━━━━━ Recorded data
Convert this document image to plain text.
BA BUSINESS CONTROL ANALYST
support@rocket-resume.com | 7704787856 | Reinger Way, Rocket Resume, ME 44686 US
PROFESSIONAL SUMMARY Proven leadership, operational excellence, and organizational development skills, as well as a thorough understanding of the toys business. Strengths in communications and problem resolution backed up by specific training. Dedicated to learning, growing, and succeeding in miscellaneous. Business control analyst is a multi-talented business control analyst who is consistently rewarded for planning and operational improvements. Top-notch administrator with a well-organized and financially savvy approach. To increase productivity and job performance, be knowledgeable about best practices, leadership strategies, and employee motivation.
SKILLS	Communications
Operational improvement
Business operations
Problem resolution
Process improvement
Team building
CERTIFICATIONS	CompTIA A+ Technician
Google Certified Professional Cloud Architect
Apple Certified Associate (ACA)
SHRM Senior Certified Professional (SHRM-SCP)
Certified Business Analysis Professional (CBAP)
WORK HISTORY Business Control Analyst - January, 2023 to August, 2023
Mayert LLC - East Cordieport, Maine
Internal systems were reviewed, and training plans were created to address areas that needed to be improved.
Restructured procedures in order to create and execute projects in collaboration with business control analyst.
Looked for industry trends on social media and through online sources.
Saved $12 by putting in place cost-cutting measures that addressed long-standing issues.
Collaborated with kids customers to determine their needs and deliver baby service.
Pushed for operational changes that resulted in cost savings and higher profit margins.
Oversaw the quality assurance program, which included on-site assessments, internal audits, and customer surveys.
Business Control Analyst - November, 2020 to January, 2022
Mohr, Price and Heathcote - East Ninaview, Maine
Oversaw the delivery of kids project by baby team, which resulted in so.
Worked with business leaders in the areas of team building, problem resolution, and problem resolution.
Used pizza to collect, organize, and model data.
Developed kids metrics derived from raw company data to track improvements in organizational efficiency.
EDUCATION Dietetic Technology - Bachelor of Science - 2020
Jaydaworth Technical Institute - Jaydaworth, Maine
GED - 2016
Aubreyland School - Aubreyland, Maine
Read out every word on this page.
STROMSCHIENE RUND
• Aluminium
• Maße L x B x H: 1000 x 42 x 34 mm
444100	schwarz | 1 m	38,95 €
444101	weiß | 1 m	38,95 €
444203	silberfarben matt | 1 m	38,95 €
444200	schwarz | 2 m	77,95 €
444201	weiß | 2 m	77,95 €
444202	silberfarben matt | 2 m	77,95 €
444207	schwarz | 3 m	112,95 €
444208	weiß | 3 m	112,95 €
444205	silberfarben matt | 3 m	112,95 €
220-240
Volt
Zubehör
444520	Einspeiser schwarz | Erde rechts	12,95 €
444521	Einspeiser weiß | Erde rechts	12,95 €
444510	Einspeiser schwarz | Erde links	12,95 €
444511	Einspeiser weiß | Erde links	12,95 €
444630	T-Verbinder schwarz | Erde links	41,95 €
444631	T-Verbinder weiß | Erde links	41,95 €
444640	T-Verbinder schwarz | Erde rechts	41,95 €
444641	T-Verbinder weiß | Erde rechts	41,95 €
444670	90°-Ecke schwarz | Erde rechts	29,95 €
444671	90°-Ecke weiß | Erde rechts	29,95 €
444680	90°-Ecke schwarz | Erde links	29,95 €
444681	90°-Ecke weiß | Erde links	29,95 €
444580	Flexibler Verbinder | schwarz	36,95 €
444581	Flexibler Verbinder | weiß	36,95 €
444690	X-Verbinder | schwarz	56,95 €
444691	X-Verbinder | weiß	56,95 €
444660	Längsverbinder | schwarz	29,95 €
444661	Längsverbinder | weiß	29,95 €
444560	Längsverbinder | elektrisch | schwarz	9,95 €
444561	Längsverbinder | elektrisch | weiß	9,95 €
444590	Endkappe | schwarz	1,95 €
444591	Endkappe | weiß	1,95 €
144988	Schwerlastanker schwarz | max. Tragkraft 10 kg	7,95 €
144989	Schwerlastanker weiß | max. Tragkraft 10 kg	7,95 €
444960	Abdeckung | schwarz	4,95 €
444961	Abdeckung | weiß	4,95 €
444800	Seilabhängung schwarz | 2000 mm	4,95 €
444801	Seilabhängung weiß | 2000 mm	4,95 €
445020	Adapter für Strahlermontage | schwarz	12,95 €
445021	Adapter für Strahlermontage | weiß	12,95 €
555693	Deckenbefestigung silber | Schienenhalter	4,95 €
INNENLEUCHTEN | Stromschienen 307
━━━━━━━━━━
Print out the whole listing exactly as it appears.

Convert this document image to plain text.
BA BUSINESS CONTROL ANALYST
support@rocket-resume.com | 7704787856 | Reinger Way, Rocket Resume, ME 44686 US
PROFESSIONAL SUMMARY Proven leadership, operational excellence, and organizational development skills, as well as a thorough understanding of the toys business. Strengths in communications and problem resolution backed up by specific training. Dedicated to learning, growing, and succeeding in miscellaneous. Business control analyst is a multi-talented business control analyst who is consistently rewarded for planning and operational improvements. Top-notch administrator with a well-organized and financially savvy approach. To increase productivity and job performance, be knowledgeable about best practices, leadership strategies, and employee motivation.
SKILLS	Communications
Operational improvement
Business operations
Problem resolution
Process improvement
Team building
CERTIFICATIONS	CompTIA A+ Technician
Google Certified Professional Cloud Architect
Apple Certified Associate (ACA)
SHRM Senior Certified Professional (SHRM-SCP)
Certified Business Analysis Professional (CBAP)
WORK HISTORY Business Control Analyst - January, 2023 to August, 2023
Mayert LLC - East Cordieport, Maine
Internal systems were reviewed, and training plans were created to address areas that needed to be improved.
Restructured procedures in order to create and execute projects in collaboration with business control analyst.
Looked for industry trends on social media and through online sources.
Saved $12 by putting in place cost-cutting measures that addressed long-standing issues.
Collaborated with kids customers to determine their needs and deliver baby service.
Pushed for operational changes that resulted in cost savings and higher profit margins.
Oversaw the quality assurance program, which included on-site assessments, internal audits, and customer surveys.
Business Control Analyst - November, 2020 to January, 2022
Mohr, Price and Heathcote - East Ninaview, Maine
Oversaw the delivery of kids project by baby team, which resulted in so.
Worked with business leaders in the areas of team building, problem resolution, and problem resolution.
Used pizza to collect, organize, and model data.
Developed kids metrics derived from raw company data to track improvements in organizational efficiency.
EDUCATION Dietetic Technology - Bachelor of Science - 2020
Jaydaworth Technical Institute - Jaydaworth, Maine
GED - 2016
Aubreyland School - Aubreyland, Maine
Read out every word on this page.
STROMSCHIENE RUND
• Aluminium
• Maße L x B x H: 1000 x 42 x 34 mm
444100	schwarz | 1 m	38,95 €
444101	weiß | 1 m	38,95 €
444203	silberfarben matt | 1 m	38,95 €
444200	schwarz | 2 m	77,95 €
444201	weiß | 2 m	77,95 €
444202	silberfarben matt | 2 m	77,95 €
444207	schwarz | 3 m	112,95 €
444208	weiß | 3 m	112,95 €
444205	silberfarben matt | 3 m	112,95 €
220-240
Volt
Zubehör
444520	Einspeiser schwarz | Erde rechts	12,95 €
444521	Einspeiser weiß | Erde rechts	12,95 €
444510	Einspeiser schwarz | Erde links	12,95 €
444511	Einspeiser weiß | Erde links	12,95 €
444630	T-Verbinder schwarz | Erde links	41,95 €
444631	T-Verbinder weiß | Erde links	41,95 €
444640	T-Verbinder schwarz | Erde rechts	41,95 €
444641	T-Verbinder weiß | Erde rechts	41,95 €
444670	90°-Ecke schwarz | Erde rechts	29,95 €
444671	90°-Ecke weiß | Erde rechts	29,95 €
444680	90°-Ecke schwarz | Erde links	29,95 €
444681	90°-Ecke weiß | Erde links	29,95 €
444580	Flexibler Verbinder | schwarz	36,95 €
444581	Flexibler Verbinder | weiß	36,95 €
444690	X-Verbinder | schwarz	56,95 €
444691	X-Verbinder | weiß	56,95 €
444660	Längsverbinder | schwarz	29,95 €
444661	Längsverbinder | weiß	29,95 €
444560	Längsverbinder | elektrisch | schwarz	9,95 €
444561	Längsverbinder | elektrisch | weiß	9,95 €
444590	Endkappe | schwarz	1,95 €
444591	Endkappe | weiß	1,95 €
144988	Schwerlastanker schwarz | max. Tragkraft 10 kg	7,95 €
144989	Schwerlastanker weiß | max. Tragkraft 10 kg	7,95 €
444960	Abdeckung | schwarz	4,95 €
444961	Abdeckung | weiß	4,95 €
444800	Seilabhängung schwarz | 2000 mm	4,95 €
444801	Seilabhängung weiß | 2000 mm	4,95 €
445020	Adapter für Strahlermontage | schwarz	12,95 €
445021	Adapter für Strahlermontage | weiß	12,95 €
555693	Deckenbefestigung silber | Schienenhalter	4,95 €
INNENLEUCHTEN | Stromschienen 307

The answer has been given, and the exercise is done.